Pictures stay out of your copy, but everything else in the records below must be repeated exactly.
━━━━━━━━━━━━━━━━
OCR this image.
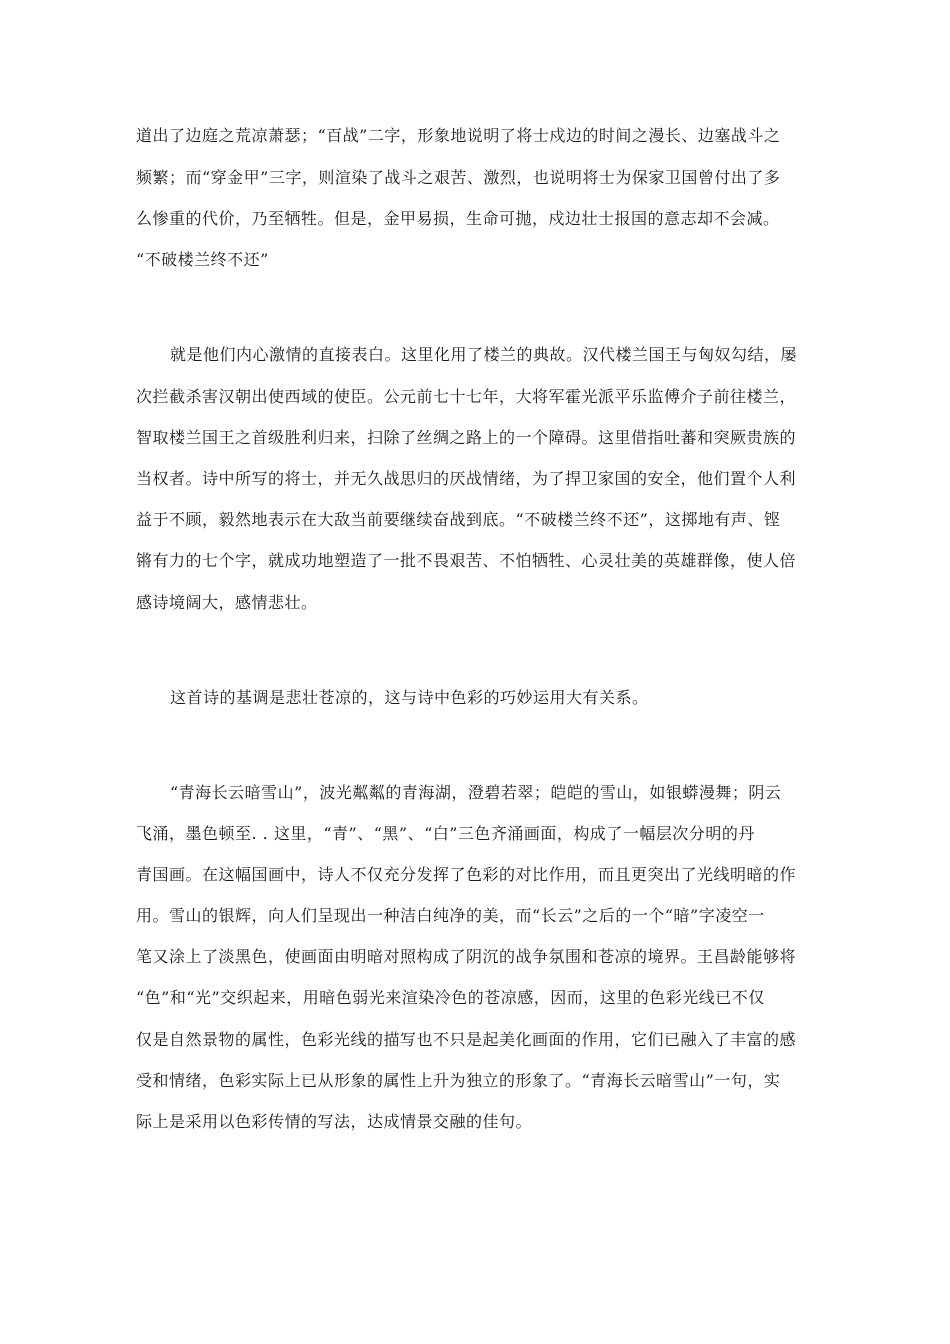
道出了边庭之荒凉萧瑟；“百战”二字，形象地说明了将士戍边的时间之漫长、边塞战斗之

频繁；而“穿金甲”三字，则渲染了战斗之艰苦、激烈，也说明将士为保家卫国曾付出了多

么惨重的代价，乃至牺牲。但是，金甲易损，生命可抛，戍边壮士报国的意志却不会减。

“不破楼兰终不还”

就是他们内心激情的直接表白。这里化用了楼兰的典故。汉代楼兰国王与匈奴勾结，屡

次拦截杀害汉朝出使西域的使臣。公元前七十七年，大将军霍光派平乐监傅介子前往楼兰，

智取楼兰国王之首级胜利归来，扫除了丝绸之路上的一个障碍。这里借指吐蕃和突厥贵族的

当权者。诗中所写的将士，并无久战思归的厌战情绪，为了捍卫家国的安全，他们置个人利

益于不顾，毅然地表示在大敌当前要继续奋战到底。“不破楼兰终不还”，这掷地有声、铿

锵有力的七个字，就成功地塑造了一批不畏艰苦、不怕牺牲、心灵壮美的英雄群像，使人倍

感诗境阔大，感情悲壮。

这首诗的基调是悲壮苍凉的，这与诗中色彩的巧妙运用大有关系。

“青海长云暗雪山”，波光粼粼的青海湖，澄碧若翠；皑皑的雪山，如银蟒漫舞；阴云

飞涌，墨色顿至. . 这里，“青”、“黑”、“白”三色齐涌画面，构成了一幅层次分明的丹

青国画。在这幅国画中，诗人不仅充分发挥了色彩的对比作用，而且更突出了光线明暗的作

用。雪山的银辉，向人们呈现出一种洁白纯净的美，而“长云”之后的一个“暗”字凌空一

笔又涂上了淡黑色，使画面由明暗对照构成了阴沉的战争氛围和苍凉的境界。王昌龄能够将

“色”和“光”交织起来，用暗色弱光来渲染冷色的苍凉感，因而，这里的色彩光线已不仅

仅是自然景物的属性，色彩光线的描写也不只是起美化画面的作用，它们已融入了丰富的感

受和情绪，色彩实际上已从形象的属性上升为独立的形象了。“青海长云暗雪山”一句，实

际上是采用以色彩传情的写法，达成情景交融的佳句。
━━━━━━━━━━━━━━━━
Task answer:
OCR this image.
道出了边庭之荒凉萧瑟；“百战”二字，形象地说明了将士戍边的时间之漫长、边塞战斗之

频繁；而“穿金甲”三字，则渲染了战斗之艰苦、激烈，也说明将士为保家卫国曾付出了多

么惨重的代价，乃至牺牲。但是，金甲易损，生命可抛，戍边壮士报国的意志却不会减。

“不破楼兰终不还”

就是他们内心激情的直接表白。这里化用了楼兰的典故。汉代楼兰国王与匈奴勾结，屡

次拦截杀害汉朝出使西域的使臣。公元前七十七年，大将军霍光派平乐监傅介子前往楼兰，

智取楼兰国王之首级胜利归来，扫除了丝绸之路上的一个障碍。这里借指吐蕃和突厥贵族的

当权者。诗中所写的将士，并无久战思归的厌战情绪，为了捍卫家国的安全，他们置个人利

益于不顾，毅然地表示在大敌当前要继续奋战到底。“不破楼兰终不还”，这掷地有声、铿

锵有力的七个字，就成功地塑造了一批不畏艰苦、不怕牺牲、心灵壮美的英雄群像，使人倍

感诗境阔大，感情悲壮。

这首诗的基调是悲壮苍凉的，这与诗中色彩的巧妙运用大有关系。

“青海长云暗雪山”，波光粼粼的青海湖，澄碧若翠；皑皑的雪山，如银蟒漫舞；阴云

飞涌，墨色顿至. . 这里，“青”、“黑”、“白”三色齐涌画面，构成了一幅层次分明的丹

青国画。在这幅国画中，诗人不仅充分发挥了色彩的对比作用，而且更突出了光线明暗的作

用。雪山的银辉，向人们呈现出一种洁白纯净的美，而“长云”之后的一个“暗”字凌空一

笔又涂上了淡黑色，使画面由明暗对照构成了阴沉的战争氛围和苍凉的境界。王昌龄能够将

“色”和“光”交织起来，用暗色弱光来渲染冷色的苍凉感，因而，这里的色彩光线已不仅

仅是自然景物的属性，色彩光线的描写也不只是起美化画面的作用，它们已融入了丰富的感

受和情绪，色彩实际上已从形象的属性上升为独立的形象了。“青海长云暗雪山”一句，实

际上是采用以色彩传情的写法，达成情景交融的佳句。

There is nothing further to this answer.